**Directions**: Repeat every line exactly, keeping the pictures out of the copy.

========================================

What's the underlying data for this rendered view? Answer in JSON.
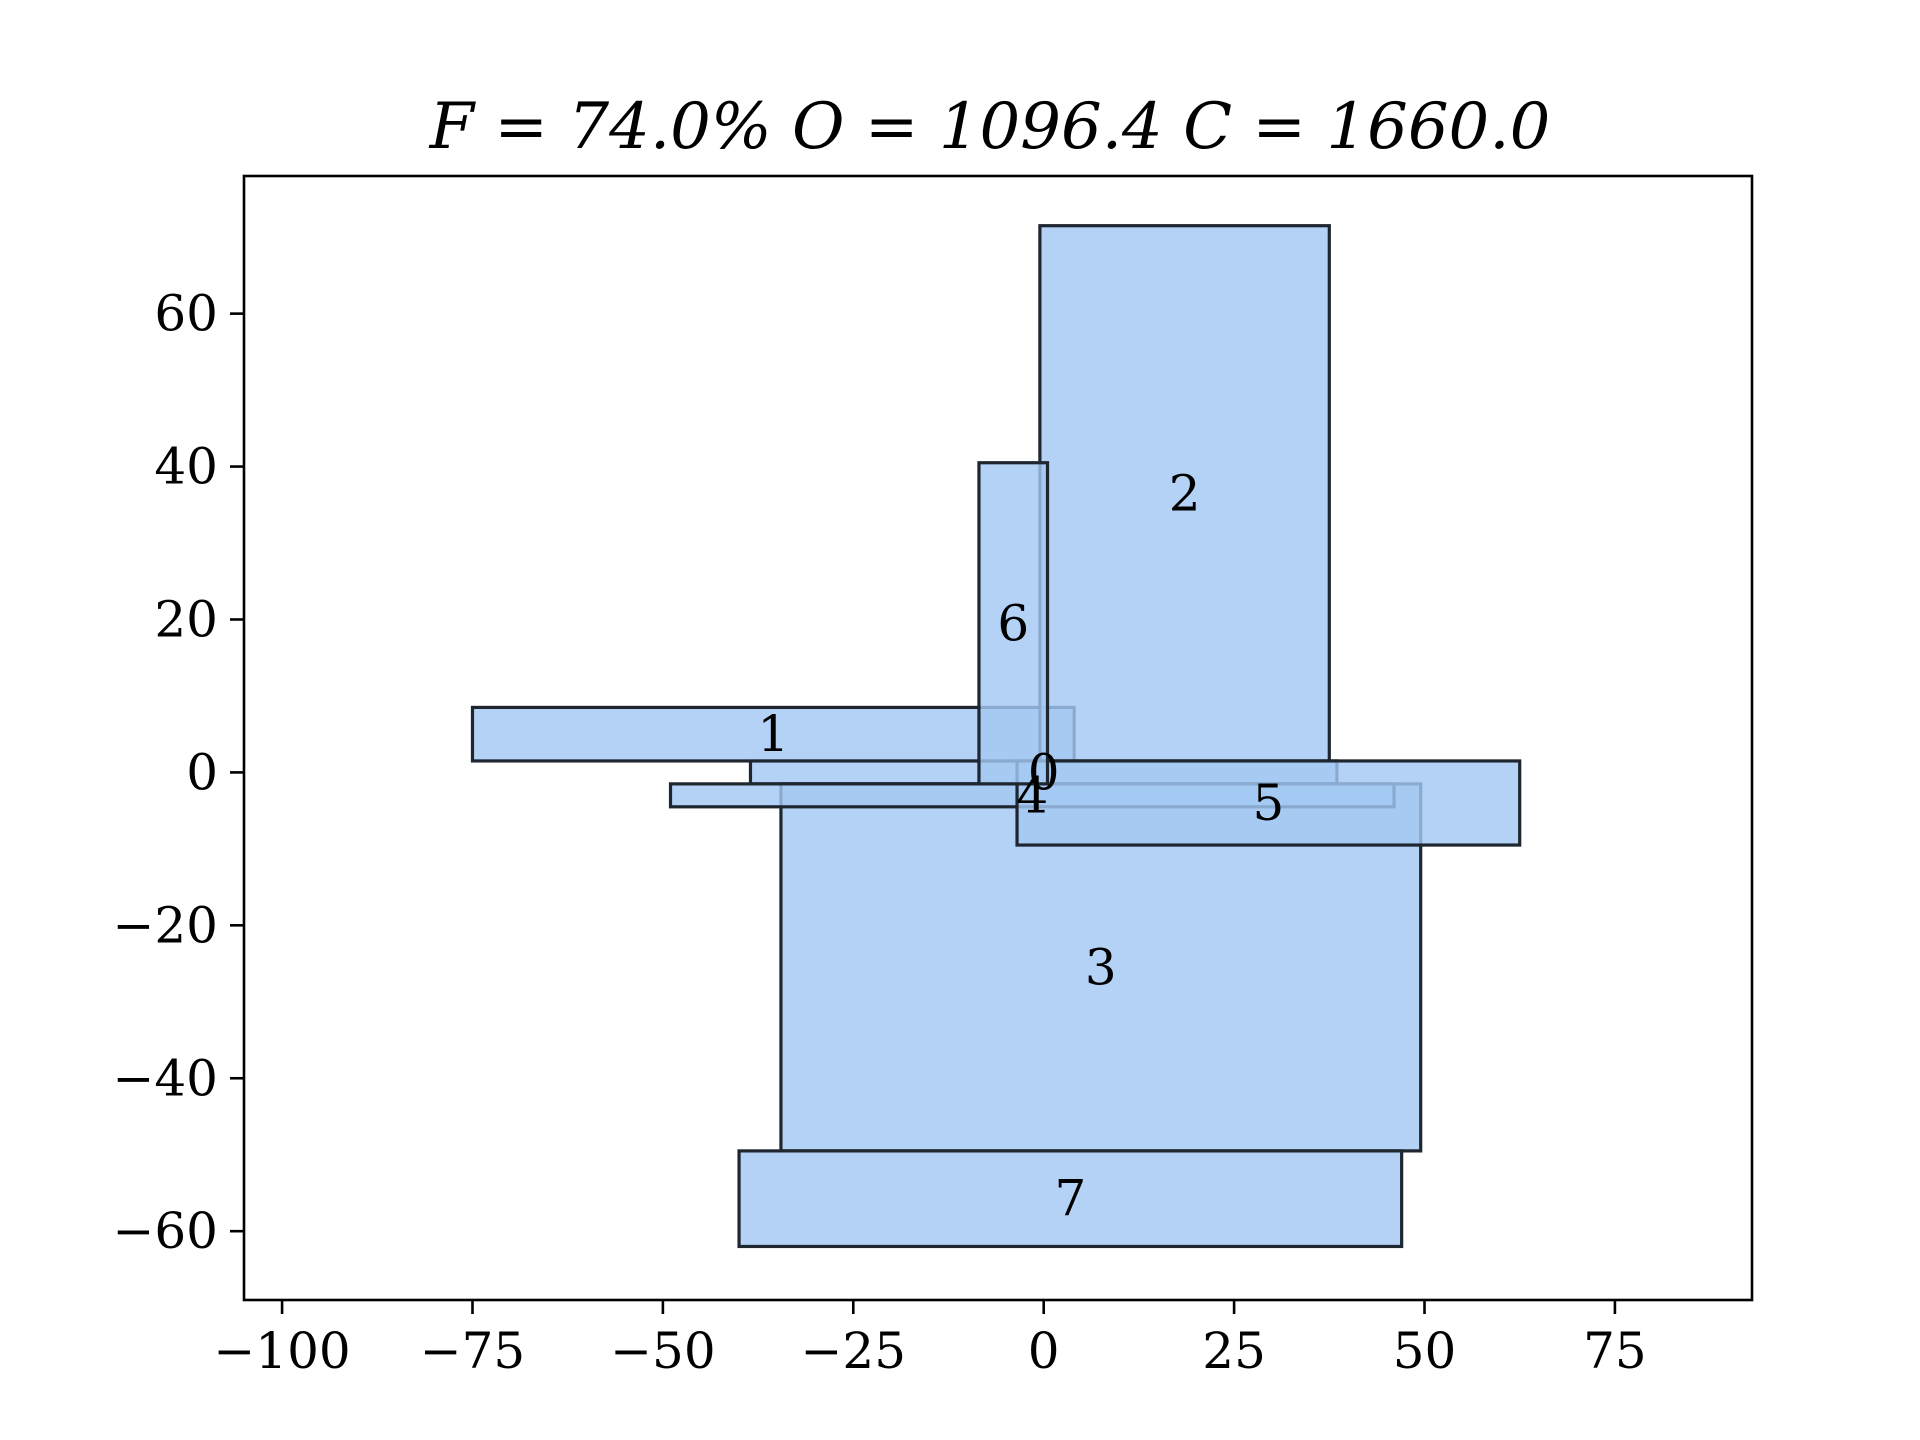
{
  "chart_data": {
    "type": "rectangles",
    "title": "F = 74.0%    O = 1096.4    C = 1660.0",
    "xlim": [
      -105,
      93
    ],
    "ylim": [
      -69,
      78
    ],
    "x_ticks": [
      -100,
      -75,
      -50,
      -25,
      0,
      25,
      50,
      75
    ],
    "x_tick_labels": [
      "−100",
      "−75",
      "−50",
      "−25",
      "0",
      "25",
      "50",
      "75"
    ],
    "y_ticks": [
      -60,
      -40,
      -20,
      0,
      20,
      40,
      60
    ],
    "y_tick_labels": [
      "−60",
      "−40",
      "−20",
      "0",
      "20",
      "40",
      "60"
    ],
    "grid": false,
    "colors": {
      "fill": "#a4c8f3",
      "edge": "#1e2630"
    },
    "rectangles": [
      {
        "label": "0",
        "x0": -38.5,
        "x1": 38.5,
        "y0": -1.5,
        "y1": 1.5
      },
      {
        "label": "1",
        "x0": -75,
        "x1": 4,
        "y0": 1.5,
        "y1": 8.5
      },
      {
        "label": "2",
        "x0": -0.5,
        "x1": 37.5,
        "y0": 1.5,
        "y1": 71.5
      },
      {
        "label": "3",
        "x0": -34.5,
        "x1": 49.5,
        "y0": -49.5,
        "y1": -1.5
      },
      {
        "label": "4",
        "x0": -49,
        "x1": 46,
        "y0": -4.5,
        "y1": -1.5
      },
      {
        "label": "5",
        "x0": -3.5,
        "x1": 62.5,
        "y0": -9.5,
        "y1": 1.5
      },
      {
        "label": "6",
        "x0": -8.5,
        "x1": 0.5,
        "y0": -1.5,
        "y1": 40.5
      },
      {
        "label": "7",
        "x0": -40,
        "x1": 47,
        "y0": -62,
        "y1": -49.5
      }
    ]
  }
}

========================================

**Answer below**:
What's the underlying data for this rendered view? Answer in JSON.
{
  "chart_data": {
    "type": "rectangles",
    "title": "F = 74.0%    O = 1096.4    C = 1660.0",
    "xlim": [
      -105,
      93
    ],
    "ylim": [
      -69,
      78
    ],
    "x_ticks": [
      -100,
      -75,
      -50,
      -25,
      0,
      25,
      50,
      75
    ],
    "x_tick_labels": [
      "−100",
      "−75",
      "−50",
      "−25",
      "0",
      "25",
      "50",
      "75"
    ],
    "y_ticks": [
      -60,
      -40,
      -20,
      0,
      20,
      40,
      60
    ],
    "y_tick_labels": [
      "−60",
      "−40",
      "−20",
      "0",
      "20",
      "40",
      "60"
    ],
    "grid": false,
    "colors": {
      "fill": "#a4c8f3",
      "edge": "#1e2630"
    },
    "rectangles": [
      {
        "label": "0",
        "x0": -38.5,
        "x1": 38.5,
        "y0": -1.5,
        "y1": 1.5
      },
      {
        "label": "1",
        "x0": -75,
        "x1": 4,
        "y0": 1.5,
        "y1": 8.5
      },
      {
        "label": "2",
        "x0": -0.5,
        "x1": 37.5,
        "y0": 1.5,
        "y1": 71.5
      },
      {
        "label": "3",
        "x0": -34.5,
        "x1": 49.5,
        "y0": -49.5,
        "y1": -1.5
      },
      {
        "label": "4",
        "x0": -49,
        "x1": 46,
        "y0": -4.5,
        "y1": -1.5
      },
      {
        "label": "5",
        "x0": -3.5,
        "x1": 62.5,
        "y0": -9.5,
        "y1": 1.5
      },
      {
        "label": "6",
        "x0": -8.5,
        "x1": 0.5,
        "y0": -1.5,
        "y1": 40.5
      },
      {
        "label": "7",
        "x0": -40,
        "x1": 47,
        "y0": -62,
        "y1": -49.5
      }
    ]
  }
}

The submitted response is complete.